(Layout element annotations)
━━━
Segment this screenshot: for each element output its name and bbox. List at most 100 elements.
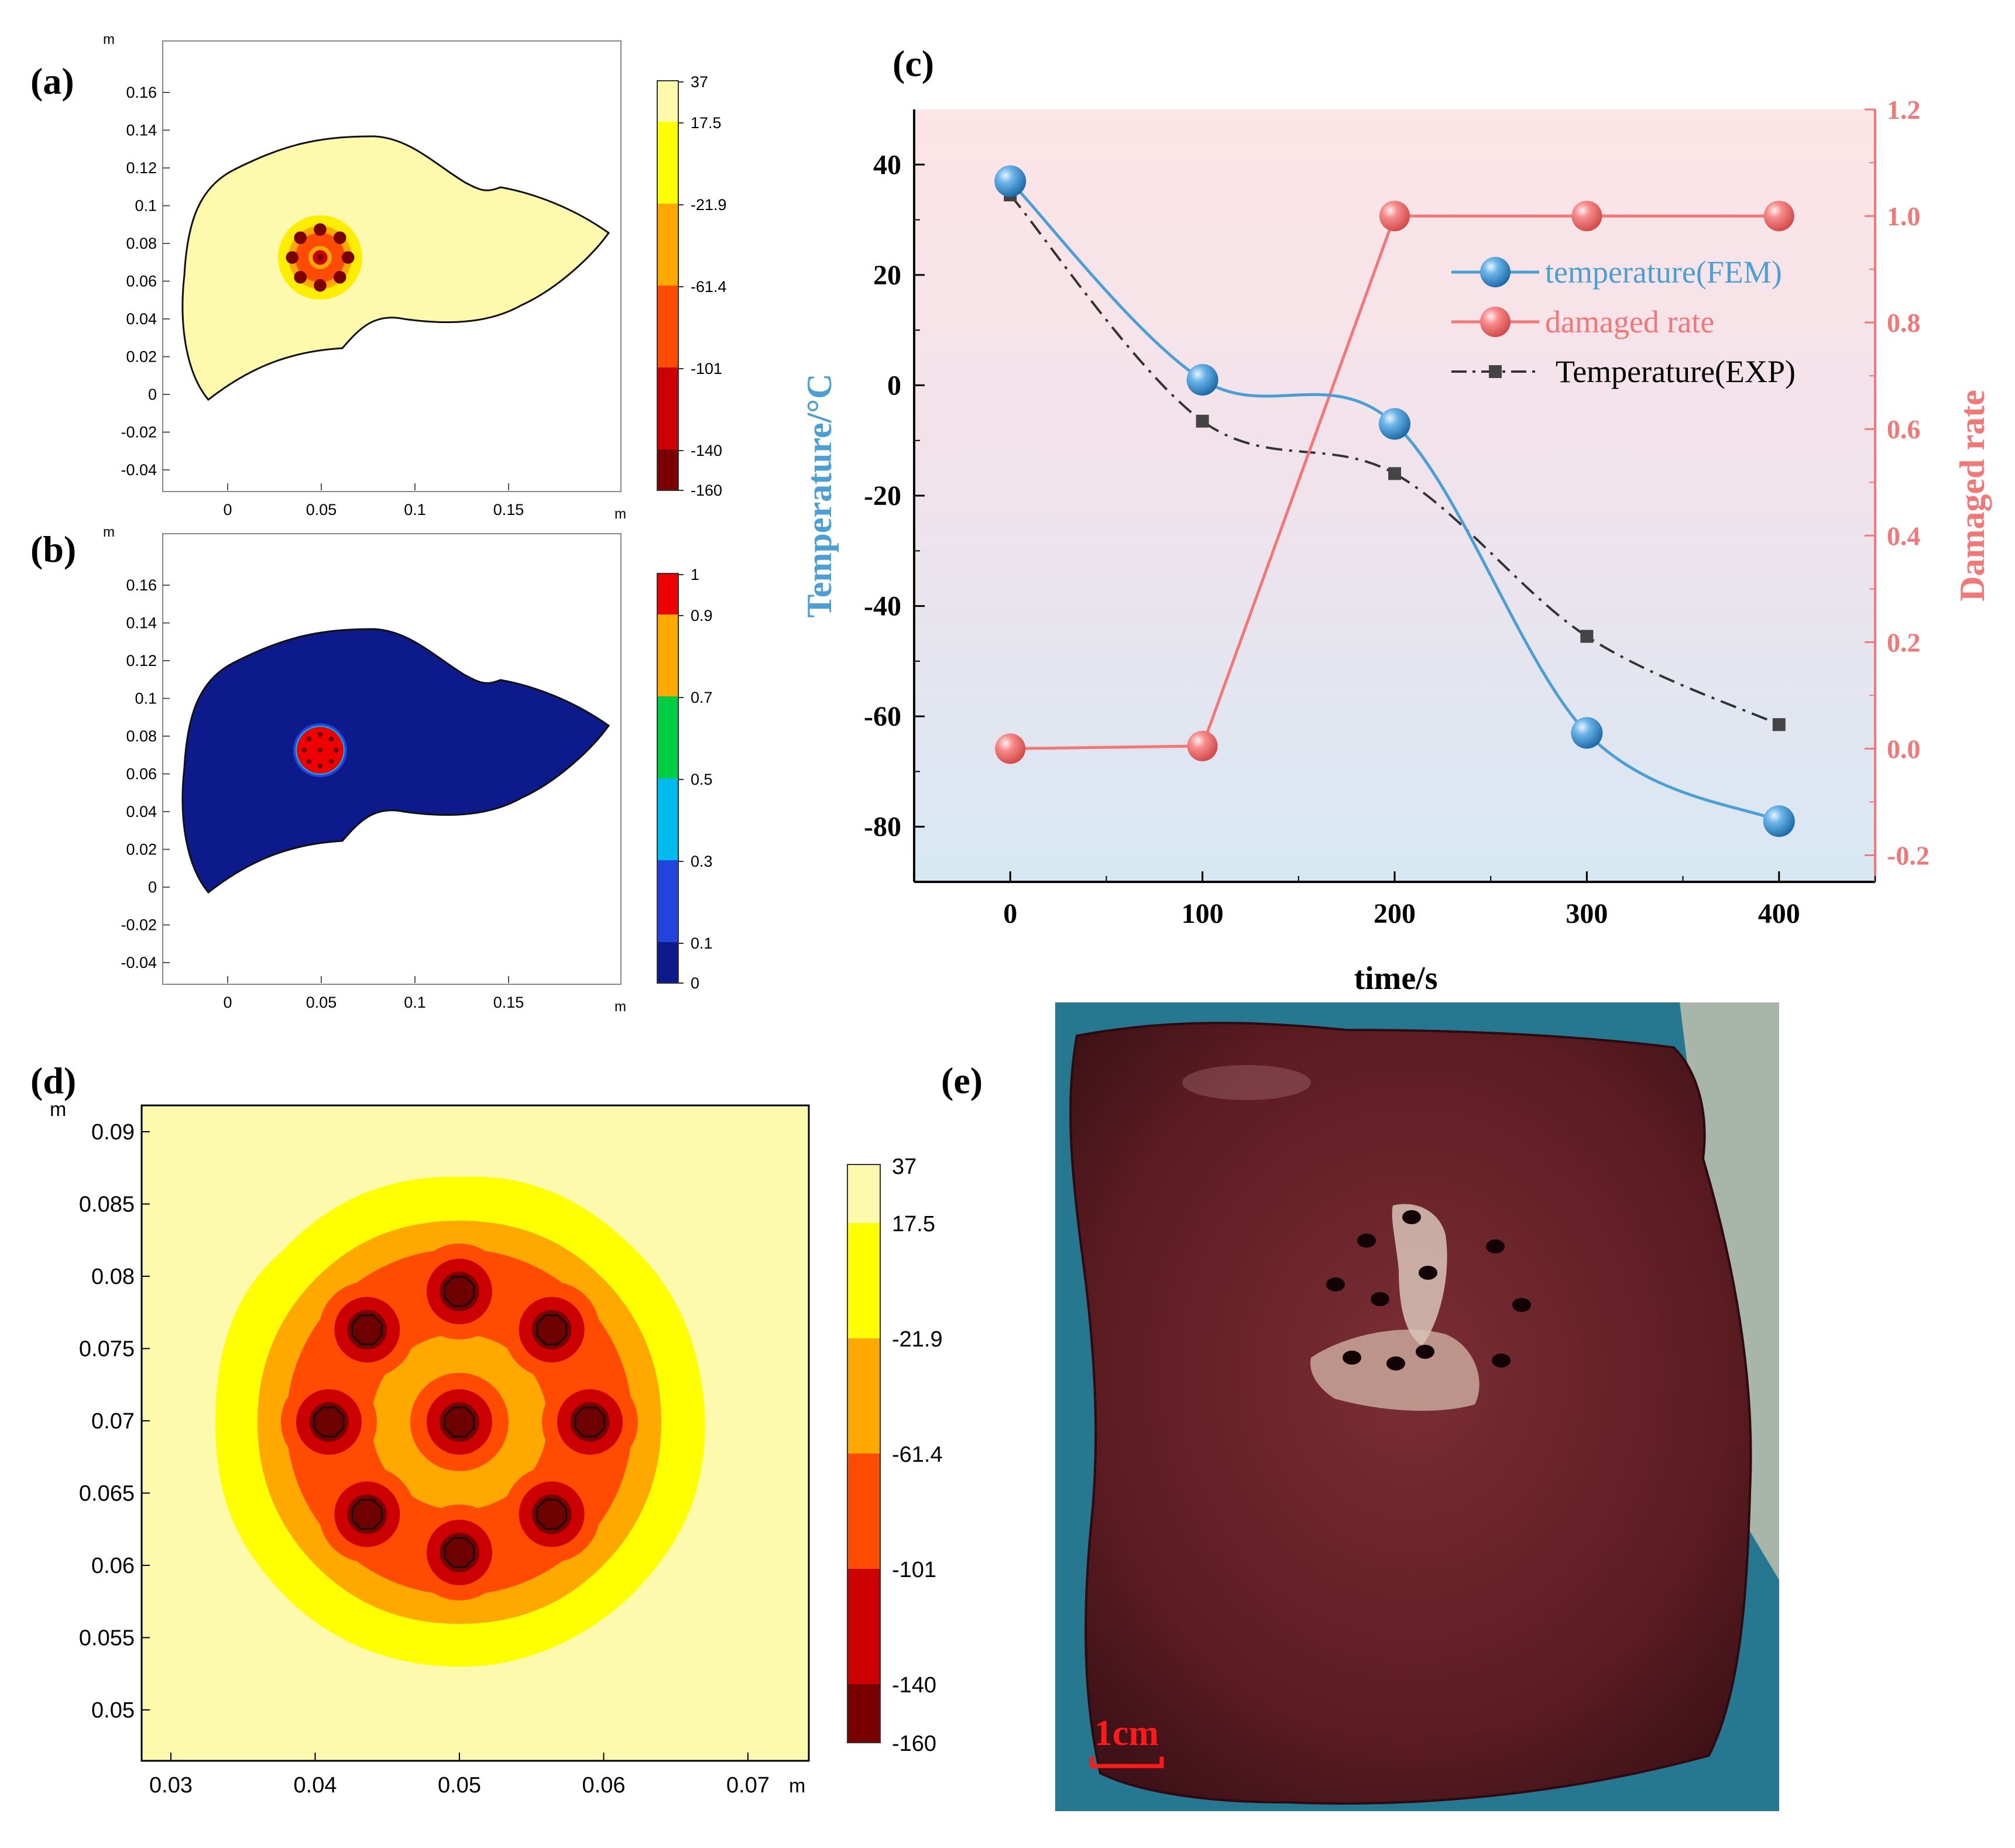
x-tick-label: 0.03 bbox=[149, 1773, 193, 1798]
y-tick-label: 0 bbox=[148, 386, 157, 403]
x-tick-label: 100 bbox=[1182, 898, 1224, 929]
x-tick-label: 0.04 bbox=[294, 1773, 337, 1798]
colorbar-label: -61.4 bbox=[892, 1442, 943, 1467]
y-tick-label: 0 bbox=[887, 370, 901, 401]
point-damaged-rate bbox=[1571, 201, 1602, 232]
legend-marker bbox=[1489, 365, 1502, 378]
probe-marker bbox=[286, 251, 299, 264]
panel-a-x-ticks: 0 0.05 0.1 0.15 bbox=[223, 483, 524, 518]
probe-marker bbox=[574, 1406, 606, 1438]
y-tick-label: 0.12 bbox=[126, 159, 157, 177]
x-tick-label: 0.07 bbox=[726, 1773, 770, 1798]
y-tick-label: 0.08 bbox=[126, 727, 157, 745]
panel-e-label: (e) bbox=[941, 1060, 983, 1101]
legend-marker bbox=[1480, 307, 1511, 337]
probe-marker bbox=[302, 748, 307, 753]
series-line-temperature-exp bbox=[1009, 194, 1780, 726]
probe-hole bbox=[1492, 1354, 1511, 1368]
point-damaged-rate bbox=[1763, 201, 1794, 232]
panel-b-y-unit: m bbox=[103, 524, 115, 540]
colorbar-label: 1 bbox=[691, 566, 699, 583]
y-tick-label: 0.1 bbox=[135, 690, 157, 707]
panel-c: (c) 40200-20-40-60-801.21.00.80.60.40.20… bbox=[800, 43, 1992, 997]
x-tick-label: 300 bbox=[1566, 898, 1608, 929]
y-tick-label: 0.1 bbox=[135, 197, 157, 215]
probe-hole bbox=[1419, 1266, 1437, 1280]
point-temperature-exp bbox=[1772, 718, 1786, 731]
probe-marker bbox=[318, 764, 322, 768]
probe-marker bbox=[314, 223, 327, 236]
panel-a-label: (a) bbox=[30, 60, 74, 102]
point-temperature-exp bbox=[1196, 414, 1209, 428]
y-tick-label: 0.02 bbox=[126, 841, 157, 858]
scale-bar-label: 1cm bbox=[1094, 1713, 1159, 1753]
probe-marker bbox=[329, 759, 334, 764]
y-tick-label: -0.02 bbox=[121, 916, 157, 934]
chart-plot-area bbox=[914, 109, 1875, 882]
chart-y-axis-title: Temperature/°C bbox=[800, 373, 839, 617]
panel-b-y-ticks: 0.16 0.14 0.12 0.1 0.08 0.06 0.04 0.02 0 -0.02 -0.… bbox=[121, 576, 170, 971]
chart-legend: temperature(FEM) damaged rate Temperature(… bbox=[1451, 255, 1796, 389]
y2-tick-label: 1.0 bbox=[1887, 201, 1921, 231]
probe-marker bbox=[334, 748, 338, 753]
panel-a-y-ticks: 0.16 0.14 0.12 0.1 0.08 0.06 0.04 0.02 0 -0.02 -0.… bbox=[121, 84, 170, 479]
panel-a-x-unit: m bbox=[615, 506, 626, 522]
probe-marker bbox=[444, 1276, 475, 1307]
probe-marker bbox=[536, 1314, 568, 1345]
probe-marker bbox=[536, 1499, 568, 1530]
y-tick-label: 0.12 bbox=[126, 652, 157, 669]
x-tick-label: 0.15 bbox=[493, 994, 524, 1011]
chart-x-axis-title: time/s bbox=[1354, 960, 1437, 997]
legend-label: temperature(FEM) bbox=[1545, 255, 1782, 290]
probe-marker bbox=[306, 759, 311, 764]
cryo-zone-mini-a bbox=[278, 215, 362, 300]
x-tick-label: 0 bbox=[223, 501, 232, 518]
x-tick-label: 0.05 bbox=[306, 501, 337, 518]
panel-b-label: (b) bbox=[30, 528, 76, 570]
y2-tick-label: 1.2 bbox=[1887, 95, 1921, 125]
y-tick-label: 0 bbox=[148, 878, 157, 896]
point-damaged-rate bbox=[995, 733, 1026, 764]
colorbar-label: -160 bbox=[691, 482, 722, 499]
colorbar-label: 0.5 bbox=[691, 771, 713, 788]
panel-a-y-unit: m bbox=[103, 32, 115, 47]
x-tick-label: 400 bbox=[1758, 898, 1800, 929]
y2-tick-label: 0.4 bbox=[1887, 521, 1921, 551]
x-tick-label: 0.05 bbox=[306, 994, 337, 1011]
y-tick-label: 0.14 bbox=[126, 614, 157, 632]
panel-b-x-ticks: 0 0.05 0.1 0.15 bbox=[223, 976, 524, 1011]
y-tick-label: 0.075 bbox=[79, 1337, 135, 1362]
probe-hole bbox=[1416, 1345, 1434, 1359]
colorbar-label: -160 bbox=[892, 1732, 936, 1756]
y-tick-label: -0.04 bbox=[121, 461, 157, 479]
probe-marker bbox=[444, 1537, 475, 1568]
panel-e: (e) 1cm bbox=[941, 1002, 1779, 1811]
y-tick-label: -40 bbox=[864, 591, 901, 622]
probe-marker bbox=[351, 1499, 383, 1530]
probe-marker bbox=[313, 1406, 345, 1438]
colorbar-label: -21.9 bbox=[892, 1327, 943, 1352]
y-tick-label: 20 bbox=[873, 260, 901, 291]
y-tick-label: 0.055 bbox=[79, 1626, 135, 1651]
━━━
**Task to carry out:**
Arrange every line of the items above as a JSON list of strings, one string per line, skipping blank lines. Omit the pictures.

**Exercise output:**
[
  "Segment this screenshot: for each element output its name and bbox. List at most 100 elements.",
  "x-tick-label: 0.03 bbox=[149, 1773, 193, 1798]",
  "y-tick-label: 0 bbox=[148, 386, 157, 403]",
  "x-tick-label: 100 bbox=[1182, 898, 1224, 929]",
  "x-tick-label: 0.04 bbox=[294, 1773, 337, 1798]",
  "colorbar-label: -61.4 bbox=[892, 1442, 943, 1467]",
  "y-tick-label: 0 bbox=[887, 370, 901, 401]",
  "point-damaged-rate bbox=[1571, 201, 1602, 232]",
  "legend-marker bbox=[1489, 365, 1502, 378]",
  "probe-marker bbox=[286, 251, 299, 264]",
  "panel-a-x-ticks: 0 0.05 0.1 0.15 bbox=[223, 483, 524, 518]",
  "probe-marker bbox=[574, 1406, 606, 1438]",
  "y-tick-label: 0.12 bbox=[126, 159, 157, 177]",
  "x-tick-label: 0.07 bbox=[726, 1773, 770, 1798]",
  "y-tick-label: 0.08 bbox=[126, 727, 157, 745]",
  "panel-e-label: (e) bbox=[941, 1060, 983, 1101]",
  "legend-marker bbox=[1480, 307, 1511, 337]",
  "probe-marker bbox=[302, 748, 307, 753]",
  "series-line-temperature-exp bbox=[1009, 194, 1780, 726]",
  "probe-hole bbox=[1492, 1354, 1511, 1368]",
  "point-damaged-rate bbox=[1763, 201, 1794, 232]",
  "panel-b-y-unit: m bbox=[103, 524, 115, 540]",
  "colorbar-label: 1 bbox=[691, 566, 699, 583]",
  "y-tick-label: 0.1 bbox=[135, 690, 157, 707]",
  "panel-c: (c) 40200-20-40-60-801.21.00.80.60.40.20… bbox=[800, 43, 1992, 997]",
  "x-tick-label: 300 bbox=[1566, 898, 1608, 929]",
  "y-tick-label: 0.1 bbox=[135, 197, 157, 215]",
  "probe-hole bbox=[1419, 1266, 1437, 1280]",
  "point-temperature-exp bbox=[1772, 718, 1786, 731]",
  "probe-marker bbox=[318, 764, 322, 768]",
  "probe-marker bbox=[314, 223, 327, 236]",
  "panel-a-label: (a) bbox=[30, 60, 74, 102]",
  "point-temperature-exp bbox=[1196, 414, 1209, 428]",
  "y-tick-label: 0.02 bbox=[126, 841, 157, 858]",
  "scale-bar-label: 1cm bbox=[1094, 1713, 1159, 1753]",
  "probe-marker bbox=[329, 759, 334, 764]",
  "y-tick-label: -0.02 bbox=[121, 916, 157, 934]",
  "chart-plot-area bbox=[914, 109, 1875, 882]",
  "chart-y-axis-title: Temperature/°C bbox=[800, 373, 839, 617]",
  "panel-b-y-ticks: 0.16 0.14 0.12 0.1 0.08 0.06 0.04 0.02 0 -0.02 -0.… bbox=[121, 576, 170, 971]",
  "chart-legend: temperature(FEM) damaged rate Temperature(… bbox=[1451, 255, 1796, 389]",
  "y2-tick-label: 1.0 bbox=[1887, 201, 1921, 231]",
  "probe-marker bbox=[334, 748, 338, 753]",
  "panel-a-y-ticks: 0.16 0.14 0.12 0.1 0.08 0.06 0.04 0.02 0 -0.02 -0.… bbox=[121, 84, 170, 479]",
  "panel-a-x-unit: m bbox=[615, 506, 626, 522]",
  "probe-marker bbox=[444, 1276, 475, 1307]",
  "probe-marker bbox=[536, 1314, 568, 1345]",
  "probe-marker bbox=[536, 1499, 568, 1530]",
  "y-tick-label: 0.12 bbox=[126, 652, 157, 669]",
  "x-tick-label: 0.15 bbox=[493, 994, 524, 1011]",
  "chart-x-axis-title: time/s bbox=[1354, 960, 1437, 997]",
  "legend-label: temperature(FEM) bbox=[1545, 255, 1782, 290]",
  "probe-marker bbox=[306, 759, 311, 764]",
  "cryo-zone-mini-a bbox=[278, 215, 362, 300]",
  "x-tick-label: 0 bbox=[223, 501, 232, 518]",
  "x-tick-label: 0.05 bbox=[306, 501, 337, 518]",
  "panel-b-label: (b) bbox=[30, 528, 76, 570]",
  "y2-tick-label: 1.2 bbox=[1887, 95, 1921, 125]",
  "y-tick-label: 0 bbox=[148, 878, 157, 896]",
  "point-damaged-rate bbox=[995, 733, 1026, 764]",
  "colorbar-label: -160 bbox=[691, 482, 722, 499]",
  "colorbar-label: 0.5 bbox=[691, 771, 713, 788]",
  "panel-a-y-unit: m bbox=[103, 32, 115, 47]",
  "x-tick-label: 400 bbox=[1758, 898, 1800, 929]",
  "y2-tick-label: 0.4 bbox=[1887, 521, 1921, 551]",
  "x-tick-label: 0.05 bbox=[306, 994, 337, 1011]",
  "y-tick-label: 0.14 bbox=[126, 614, 157, 632]",
  "panel-b-x-ticks: 0 0.05 0.1 0.15 bbox=[223, 976, 524, 1011]",
  "y-tick-label: 0.075 bbox=[79, 1337, 135, 1362]",
  "probe-hole bbox=[1416, 1345, 1434, 1359]",
  "colorbar-label: -160 bbox=[892, 1732, 936, 1756]",
  "y-tick-label: -0.04 bbox=[121, 461, 157, 479]",
  "probe-marker bbox=[444, 1537, 475, 1568]",
  "panel-e: (e) 1cm bbox=[941, 1002, 1779, 1811]",
  "y-tick-label: -40 bbox=[864, 591, 901, 622]",
  "probe-marker bbox=[351, 1499, 383, 1530]",
  "probe-marker bbox=[313, 1406, 345, 1438]",
  "colorbar-label: -21.9 bbox=[892, 1327, 943, 1352]",
  "y-tick-label: 20 bbox=[873, 260, 901, 291]",
  "y-tick-label: 0.055 bbox=[79, 1626, 135, 1651]"
]